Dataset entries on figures
════════════════════
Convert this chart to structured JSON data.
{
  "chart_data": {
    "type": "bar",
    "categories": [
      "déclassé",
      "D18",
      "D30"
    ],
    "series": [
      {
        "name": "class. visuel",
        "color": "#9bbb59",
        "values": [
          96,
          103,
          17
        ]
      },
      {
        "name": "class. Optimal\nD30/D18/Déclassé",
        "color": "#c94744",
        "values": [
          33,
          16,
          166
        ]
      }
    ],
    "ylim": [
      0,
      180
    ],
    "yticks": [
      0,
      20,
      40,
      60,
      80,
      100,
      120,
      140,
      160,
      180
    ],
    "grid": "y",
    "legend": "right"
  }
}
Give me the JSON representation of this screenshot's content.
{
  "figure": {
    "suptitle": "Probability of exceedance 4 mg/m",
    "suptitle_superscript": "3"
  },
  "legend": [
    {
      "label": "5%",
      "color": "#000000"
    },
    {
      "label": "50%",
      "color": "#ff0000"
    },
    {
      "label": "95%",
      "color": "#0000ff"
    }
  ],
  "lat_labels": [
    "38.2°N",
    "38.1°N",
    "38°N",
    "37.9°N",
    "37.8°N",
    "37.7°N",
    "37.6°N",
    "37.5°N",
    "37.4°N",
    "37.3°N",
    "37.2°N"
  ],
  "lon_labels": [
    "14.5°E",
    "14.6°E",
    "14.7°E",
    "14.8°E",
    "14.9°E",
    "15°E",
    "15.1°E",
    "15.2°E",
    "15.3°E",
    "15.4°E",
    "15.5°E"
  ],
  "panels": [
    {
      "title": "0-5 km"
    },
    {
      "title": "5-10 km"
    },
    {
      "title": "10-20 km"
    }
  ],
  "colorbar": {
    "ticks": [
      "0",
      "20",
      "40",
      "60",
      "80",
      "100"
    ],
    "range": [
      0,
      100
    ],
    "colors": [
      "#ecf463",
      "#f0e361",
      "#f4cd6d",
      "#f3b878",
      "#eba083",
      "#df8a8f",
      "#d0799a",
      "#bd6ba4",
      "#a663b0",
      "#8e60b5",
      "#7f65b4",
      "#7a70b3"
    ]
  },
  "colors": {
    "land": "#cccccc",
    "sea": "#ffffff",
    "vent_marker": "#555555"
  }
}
════════════════════
* **EXERCISE GOAL**
All of the entries should be written out again exactly.

* **SOLVED PROBLEM**
Convert this chart to structured JSON data.
{
  "chart_data": {
    "type": "bar",
    "categories": [
      "déclassé",
      "D18",
      "D30"
    ],
    "series": [
      {
        "name": "class. visuel",
        "color": "#9bbb59",
        "values": [
          96,
          103,
          17
        ]
      },
      {
        "name": "class. Optimal\nD30/D18/Déclassé",
        "color": "#c94744",
        "values": [
          33,
          16,
          166
        ]
      }
    ],
    "ylim": [
      0,
      180
    ],
    "yticks": [
      0,
      20,
      40,
      60,
      80,
      100,
      120,
      140,
      160,
      180
    ],
    "grid": "y",
    "legend": "right"
  }
}
Give me the JSON representation of this screenshot's content.
{
  "figure": {
    "suptitle": "Probability of exceedance 4 mg/m",
    "suptitle_superscript": "3"
  },
  "legend": [
    {
      "label": "5%",
      "color": "#000000"
    },
    {
      "label": "50%",
      "color": "#ff0000"
    },
    {
      "label": "95%",
      "color": "#0000ff"
    }
  ],
  "lat_labels": [
    "38.2°N",
    "38.1°N",
    "38°N",
    "37.9°N",
    "37.8°N",
    "37.7°N",
    "37.6°N",
    "37.5°N",
    "37.4°N",
    "37.3°N",
    "37.2°N"
  ],
  "lon_labels": [
    "14.5°E",
    "14.6°E",
    "14.7°E",
    "14.8°E",
    "14.9°E",
    "15°E",
    "15.1°E",
    "15.2°E",
    "15.3°E",
    "15.4°E",
    "15.5°E"
  ],
  "panels": [
    {
      "title": "0-5 km"
    },
    {
      "title": "5-10 km"
    },
    {
      "title": "10-20 km"
    }
  ],
  "colorbar": {
    "ticks": [
      "0",
      "20",
      "40",
      "60",
      "80",
      "100"
    ],
    "range": [
      0,
      100
    ],
    "colors": [
      "#ecf463",
      "#f0e361",
      "#f4cd6d",
      "#f3b878",
      "#eba083",
      "#df8a8f",
      "#d0799a",
      "#bd6ba4",
      "#a663b0",
      "#8e60b5",
      "#7f65b4",
      "#7a70b3"
    ]
  },
  "colors": {
    "land": "#cccccc",
    "sea": "#ffffff",
    "vent_marker": "#555555"
  }
}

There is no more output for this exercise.